**Direction**.
Write out the listing beneath this instruction in its entirety, exactly as it reads.

========

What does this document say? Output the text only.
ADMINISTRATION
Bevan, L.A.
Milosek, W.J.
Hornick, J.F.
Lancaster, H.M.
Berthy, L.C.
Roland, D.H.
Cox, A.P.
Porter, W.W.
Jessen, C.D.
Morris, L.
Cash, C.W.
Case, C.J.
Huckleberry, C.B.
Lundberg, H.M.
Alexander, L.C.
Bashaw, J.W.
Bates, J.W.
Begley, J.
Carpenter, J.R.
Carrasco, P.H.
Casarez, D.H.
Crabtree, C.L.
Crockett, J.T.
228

========

**Task result**.
What does this document say? Output the text only.
ADMINISTRATION
Bevan, L.A.
Milosek, W.J.
Hornick, J.F.
Lancaster, H.M.
Berthy, L.C.
Roland, D.H.
Cox, A.P.
Porter, W.W.
Jessen, C.D.
Morris, L.
Cash, C.W.
Case, C.J.
Huckleberry, C.B.
Lundberg, H.M.
Alexander, L.C.
Bashaw, J.W.
Bates, J.W.
Begley, J.
Carpenter, J.R.
Carrasco, P.H.
Casarez, D.H.
Crabtree, C.L.
Crockett, J.T.
228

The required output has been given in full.